--- SUPPLIED MATERIAL ---
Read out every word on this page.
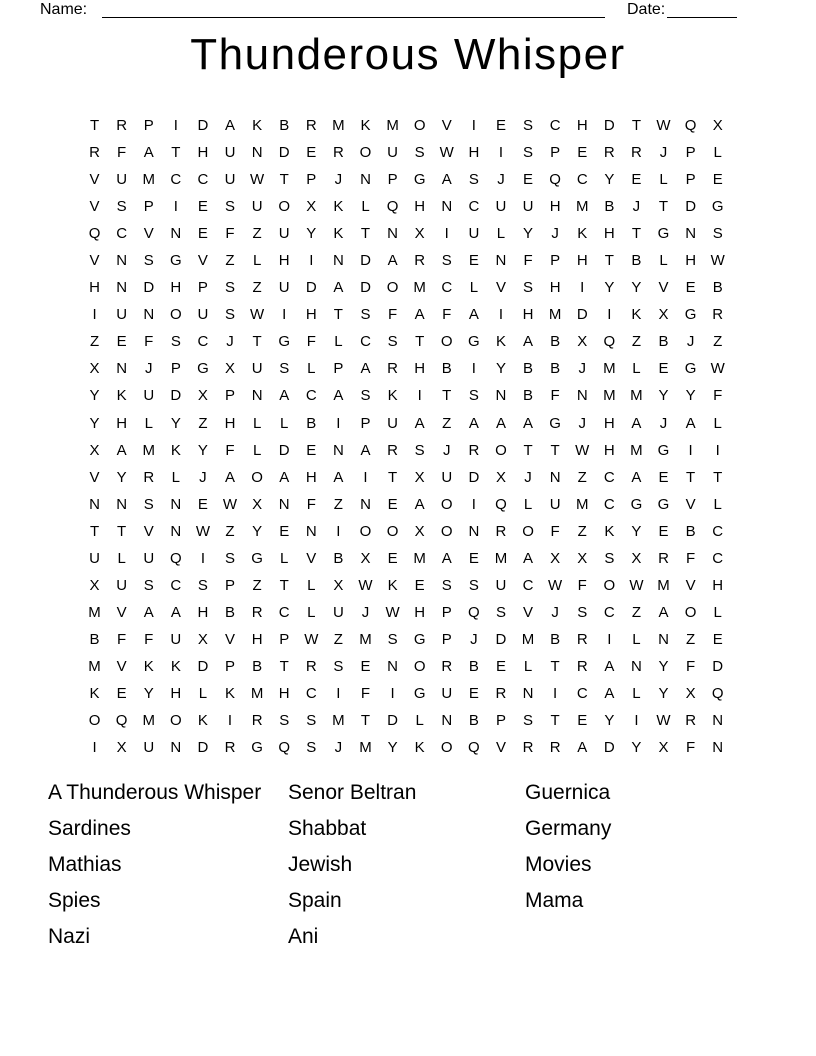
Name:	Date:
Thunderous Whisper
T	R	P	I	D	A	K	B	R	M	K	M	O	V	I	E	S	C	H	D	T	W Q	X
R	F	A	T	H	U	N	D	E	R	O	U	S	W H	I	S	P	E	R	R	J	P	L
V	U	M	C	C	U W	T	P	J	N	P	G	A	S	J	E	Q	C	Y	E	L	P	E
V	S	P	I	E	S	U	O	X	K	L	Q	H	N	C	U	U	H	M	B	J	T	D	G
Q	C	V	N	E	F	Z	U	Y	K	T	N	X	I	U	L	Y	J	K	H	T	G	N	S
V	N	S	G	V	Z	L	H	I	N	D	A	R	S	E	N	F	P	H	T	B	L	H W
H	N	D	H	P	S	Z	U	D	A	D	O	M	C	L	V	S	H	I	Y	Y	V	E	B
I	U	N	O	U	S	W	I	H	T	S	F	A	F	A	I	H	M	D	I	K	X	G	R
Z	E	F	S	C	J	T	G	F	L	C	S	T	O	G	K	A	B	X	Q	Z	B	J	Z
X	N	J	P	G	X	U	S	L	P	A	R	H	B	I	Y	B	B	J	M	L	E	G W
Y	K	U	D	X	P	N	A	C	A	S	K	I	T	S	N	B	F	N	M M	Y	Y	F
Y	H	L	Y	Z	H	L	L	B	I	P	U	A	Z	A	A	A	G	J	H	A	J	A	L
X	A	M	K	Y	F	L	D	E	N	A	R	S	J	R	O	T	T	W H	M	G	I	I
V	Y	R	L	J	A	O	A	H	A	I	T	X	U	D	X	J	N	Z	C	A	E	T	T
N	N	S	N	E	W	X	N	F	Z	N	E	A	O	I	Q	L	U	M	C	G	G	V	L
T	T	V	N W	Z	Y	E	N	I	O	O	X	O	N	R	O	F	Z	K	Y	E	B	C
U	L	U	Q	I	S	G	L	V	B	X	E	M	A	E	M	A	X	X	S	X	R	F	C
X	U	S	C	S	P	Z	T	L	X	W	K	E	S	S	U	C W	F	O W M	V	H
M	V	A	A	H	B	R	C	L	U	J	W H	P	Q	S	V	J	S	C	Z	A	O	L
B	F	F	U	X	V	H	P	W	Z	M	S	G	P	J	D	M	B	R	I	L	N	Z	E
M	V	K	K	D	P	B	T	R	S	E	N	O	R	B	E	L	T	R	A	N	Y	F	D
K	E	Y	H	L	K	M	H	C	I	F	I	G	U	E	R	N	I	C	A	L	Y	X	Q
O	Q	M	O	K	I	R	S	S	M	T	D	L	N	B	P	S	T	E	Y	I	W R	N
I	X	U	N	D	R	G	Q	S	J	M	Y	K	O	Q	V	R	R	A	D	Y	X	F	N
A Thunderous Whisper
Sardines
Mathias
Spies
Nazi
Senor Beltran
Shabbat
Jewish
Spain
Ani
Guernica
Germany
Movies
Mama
---
DESCRIPTION OF THE TASK ->
List all lines above in which the string "Whisper" appears.

SOLUTION TO THIS EXERCISE ->
Thunderous Whisper
A Thunderous Whisper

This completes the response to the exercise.